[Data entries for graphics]
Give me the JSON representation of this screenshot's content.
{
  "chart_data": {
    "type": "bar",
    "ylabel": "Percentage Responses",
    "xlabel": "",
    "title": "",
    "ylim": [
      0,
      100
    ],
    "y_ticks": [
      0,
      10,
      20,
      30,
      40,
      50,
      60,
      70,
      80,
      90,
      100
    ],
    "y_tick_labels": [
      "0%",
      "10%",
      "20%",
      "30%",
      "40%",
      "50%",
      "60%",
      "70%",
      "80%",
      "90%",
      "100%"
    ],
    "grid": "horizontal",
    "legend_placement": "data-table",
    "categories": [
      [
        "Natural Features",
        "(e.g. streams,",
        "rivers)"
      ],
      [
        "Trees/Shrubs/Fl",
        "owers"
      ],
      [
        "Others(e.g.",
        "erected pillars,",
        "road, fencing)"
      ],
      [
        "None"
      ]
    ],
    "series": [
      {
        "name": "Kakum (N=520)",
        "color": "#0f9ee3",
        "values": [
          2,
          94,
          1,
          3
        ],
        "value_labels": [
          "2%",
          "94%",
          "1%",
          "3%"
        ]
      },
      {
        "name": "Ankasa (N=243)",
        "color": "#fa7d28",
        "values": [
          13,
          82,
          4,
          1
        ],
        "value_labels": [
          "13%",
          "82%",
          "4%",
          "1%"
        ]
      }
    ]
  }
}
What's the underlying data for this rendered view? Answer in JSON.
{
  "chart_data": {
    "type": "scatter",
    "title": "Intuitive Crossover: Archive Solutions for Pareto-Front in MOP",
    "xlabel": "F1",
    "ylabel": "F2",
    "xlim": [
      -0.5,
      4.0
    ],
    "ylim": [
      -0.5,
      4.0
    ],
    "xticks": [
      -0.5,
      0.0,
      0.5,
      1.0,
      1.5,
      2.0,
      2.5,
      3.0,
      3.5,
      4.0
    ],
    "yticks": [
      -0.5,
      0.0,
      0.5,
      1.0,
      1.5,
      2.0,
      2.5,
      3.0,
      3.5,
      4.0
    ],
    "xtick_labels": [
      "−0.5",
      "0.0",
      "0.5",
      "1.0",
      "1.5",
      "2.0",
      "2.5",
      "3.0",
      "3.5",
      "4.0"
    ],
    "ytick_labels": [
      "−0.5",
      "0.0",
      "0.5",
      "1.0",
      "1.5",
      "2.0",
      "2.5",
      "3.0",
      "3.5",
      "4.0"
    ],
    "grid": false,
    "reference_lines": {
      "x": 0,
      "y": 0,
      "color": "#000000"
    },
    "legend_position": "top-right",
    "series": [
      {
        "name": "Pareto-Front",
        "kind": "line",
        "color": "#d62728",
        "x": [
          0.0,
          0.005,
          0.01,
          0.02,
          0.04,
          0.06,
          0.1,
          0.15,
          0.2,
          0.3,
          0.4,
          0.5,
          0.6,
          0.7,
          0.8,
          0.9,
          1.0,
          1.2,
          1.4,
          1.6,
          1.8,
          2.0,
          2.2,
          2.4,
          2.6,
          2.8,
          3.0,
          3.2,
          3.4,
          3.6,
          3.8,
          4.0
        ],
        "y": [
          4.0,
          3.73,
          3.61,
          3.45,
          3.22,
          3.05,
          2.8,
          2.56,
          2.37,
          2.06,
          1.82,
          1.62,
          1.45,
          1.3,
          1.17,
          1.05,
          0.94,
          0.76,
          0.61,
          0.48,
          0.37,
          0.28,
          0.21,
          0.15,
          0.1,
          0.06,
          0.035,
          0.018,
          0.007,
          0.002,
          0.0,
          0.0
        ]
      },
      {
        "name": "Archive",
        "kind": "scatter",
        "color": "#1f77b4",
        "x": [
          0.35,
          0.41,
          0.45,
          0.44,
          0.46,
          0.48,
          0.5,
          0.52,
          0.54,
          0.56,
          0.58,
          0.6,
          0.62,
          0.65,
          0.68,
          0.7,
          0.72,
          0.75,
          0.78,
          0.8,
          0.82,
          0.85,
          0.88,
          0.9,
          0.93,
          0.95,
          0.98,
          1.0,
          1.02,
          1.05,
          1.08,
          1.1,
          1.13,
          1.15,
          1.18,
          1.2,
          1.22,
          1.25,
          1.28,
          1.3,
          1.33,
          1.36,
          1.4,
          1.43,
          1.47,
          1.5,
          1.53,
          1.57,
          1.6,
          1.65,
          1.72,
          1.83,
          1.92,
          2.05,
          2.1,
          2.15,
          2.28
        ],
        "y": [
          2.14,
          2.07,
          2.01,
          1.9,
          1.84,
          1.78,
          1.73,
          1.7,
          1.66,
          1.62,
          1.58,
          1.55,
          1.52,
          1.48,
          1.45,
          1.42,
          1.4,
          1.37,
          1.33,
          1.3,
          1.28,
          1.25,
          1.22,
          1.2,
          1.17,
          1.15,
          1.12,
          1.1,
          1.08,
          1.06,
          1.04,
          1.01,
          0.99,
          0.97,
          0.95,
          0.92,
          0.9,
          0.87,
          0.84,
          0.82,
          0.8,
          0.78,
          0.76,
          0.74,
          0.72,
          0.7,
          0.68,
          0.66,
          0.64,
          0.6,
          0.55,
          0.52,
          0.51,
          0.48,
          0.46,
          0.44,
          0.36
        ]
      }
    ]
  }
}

EXERCISE TASK: Please set down the whole listing above without altering a single line.

REPLY TO THE TASK:
Give me the JSON representation of this screenshot's content.
{
  "chart_data": {
    "type": "bar",
    "ylabel": "Percentage Responses",
    "xlabel": "",
    "title": "",
    "ylim": [
      0,
      100
    ],
    "y_ticks": [
      0,
      10,
      20,
      30,
      40,
      50,
      60,
      70,
      80,
      90,
      100
    ],
    "y_tick_labels": [
      "0%",
      "10%",
      "20%",
      "30%",
      "40%",
      "50%",
      "60%",
      "70%",
      "80%",
      "90%",
      "100%"
    ],
    "grid": "horizontal",
    "legend_placement": "data-table",
    "categories": [
      [
        "Natural Features",
        "(e.g. streams,",
        "rivers)"
      ],
      [
        "Trees/Shrubs/Fl",
        "owers"
      ],
      [
        "Others(e.g.",
        "erected pillars,",
        "road, fencing)"
      ],
      [
        "None"
      ]
    ],
    "series": [
      {
        "name": "Kakum (N=520)",
        "color": "#0f9ee3",
        "values": [
          2,
          94,
          1,
          3
        ],
        "value_labels": [
          "2%",
          "94%",
          "1%",
          "3%"
        ]
      },
      {
        "name": "Ankasa (N=243)",
        "color": "#fa7d28",
        "values": [
          13,
          82,
          4,
          1
        ],
        "value_labels": [
          "13%",
          "82%",
          "4%",
          "1%"
        ]
      }
    ]
  }
}
What's the underlying data for this rendered view? Answer in JSON.
{
  "chart_data": {
    "type": "scatter",
    "title": "Intuitive Crossover: Archive Solutions for Pareto-Front in MOP",
    "xlabel": "F1",
    "ylabel": "F2",
    "xlim": [
      -0.5,
      4.0
    ],
    "ylim": [
      -0.5,
      4.0
    ],
    "xticks": [
      -0.5,
      0.0,
      0.5,
      1.0,
      1.5,
      2.0,
      2.5,
      3.0,
      3.5,
      4.0
    ],
    "yticks": [
      -0.5,
      0.0,
      0.5,
      1.0,
      1.5,
      2.0,
      2.5,
      3.0,
      3.5,
      4.0
    ],
    "xtick_labels": [
      "−0.5",
      "0.0",
      "0.5",
      "1.0",
      "1.5",
      "2.0",
      "2.5",
      "3.0",
      "3.5",
      "4.0"
    ],
    "ytick_labels": [
      "−0.5",
      "0.0",
      "0.5",
      "1.0",
      "1.5",
      "2.0",
      "2.5",
      "3.0",
      "3.5",
      "4.0"
    ],
    "grid": false,
    "reference_lines": {
      "x": 0,
      "y": 0,
      "color": "#000000"
    },
    "legend_position": "top-right",
    "series": [
      {
        "name": "Pareto-Front",
        "kind": "line",
        "color": "#d62728",
        "x": [
          0.0,
          0.005,
          0.01,
          0.02,
          0.04,
          0.06,
          0.1,
          0.15,
          0.2,
          0.3,
          0.4,
          0.5,
          0.6,
          0.7,
          0.8,
          0.9,
          1.0,
          1.2,
          1.4,
          1.6,
          1.8,
          2.0,
          2.2,
          2.4,
          2.6,
          2.8,
          3.0,
          3.2,
          3.4,
          3.6,
          3.8,
          4.0
        ],
        "y": [
          4.0,
          3.73,
          3.61,
          3.45,
          3.22,
          3.05,
          2.8,
          2.56,
          2.37,
          2.06,
          1.82,
          1.62,
          1.45,
          1.3,
          1.17,
          1.05,
          0.94,
          0.76,
          0.61,
          0.48,
          0.37,
          0.28,
          0.21,
          0.15,
          0.1,
          0.06,
          0.035,
          0.018,
          0.007,
          0.002,
          0.0,
          0.0
        ]
      },
      {
        "name": "Archive",
        "kind": "scatter",
        "color": "#1f77b4",
        "x": [
          0.35,
          0.41,
          0.45,
          0.44,
          0.46,
          0.48,
          0.5,
          0.52,
          0.54,
          0.56,
          0.58,
          0.6,
          0.62,
          0.65,
          0.68,
          0.7,
          0.72,
          0.75,
          0.78,
          0.8,
          0.82,
          0.85,
          0.88,
          0.9,
          0.93,
          0.95,
          0.98,
          1.0,
          1.02,
          1.05,
          1.08,
          1.1,
          1.13,
          1.15,
          1.18,
          1.2,
          1.22,
          1.25,
          1.28,
          1.3,
          1.33,
          1.36,
          1.4,
          1.43,
          1.47,
          1.5,
          1.53,
          1.57,
          1.6,
          1.65,
          1.72,
          1.83,
          1.92,
          2.05,
          2.1,
          2.15,
          2.28
        ],
        "y": [
          2.14,
          2.07,
          2.01,
          1.9,
          1.84,
          1.78,
          1.73,
          1.7,
          1.66,
          1.62,
          1.58,
          1.55,
          1.52,
          1.48,
          1.45,
          1.42,
          1.4,
          1.37,
          1.33,
          1.3,
          1.28,
          1.25,
          1.22,
          1.2,
          1.17,
          1.15,
          1.12,
          1.1,
          1.08,
          1.06,
          1.04,
          1.01,
          0.99,
          0.97,
          0.95,
          0.92,
          0.9,
          0.87,
          0.84,
          0.82,
          0.8,
          0.78,
          0.76,
          0.74,
          0.72,
          0.7,
          0.68,
          0.66,
          0.64,
          0.6,
          0.55,
          0.52,
          0.51,
          0.48,
          0.46,
          0.44,
          0.36
        ]
      }
    ]
  }
}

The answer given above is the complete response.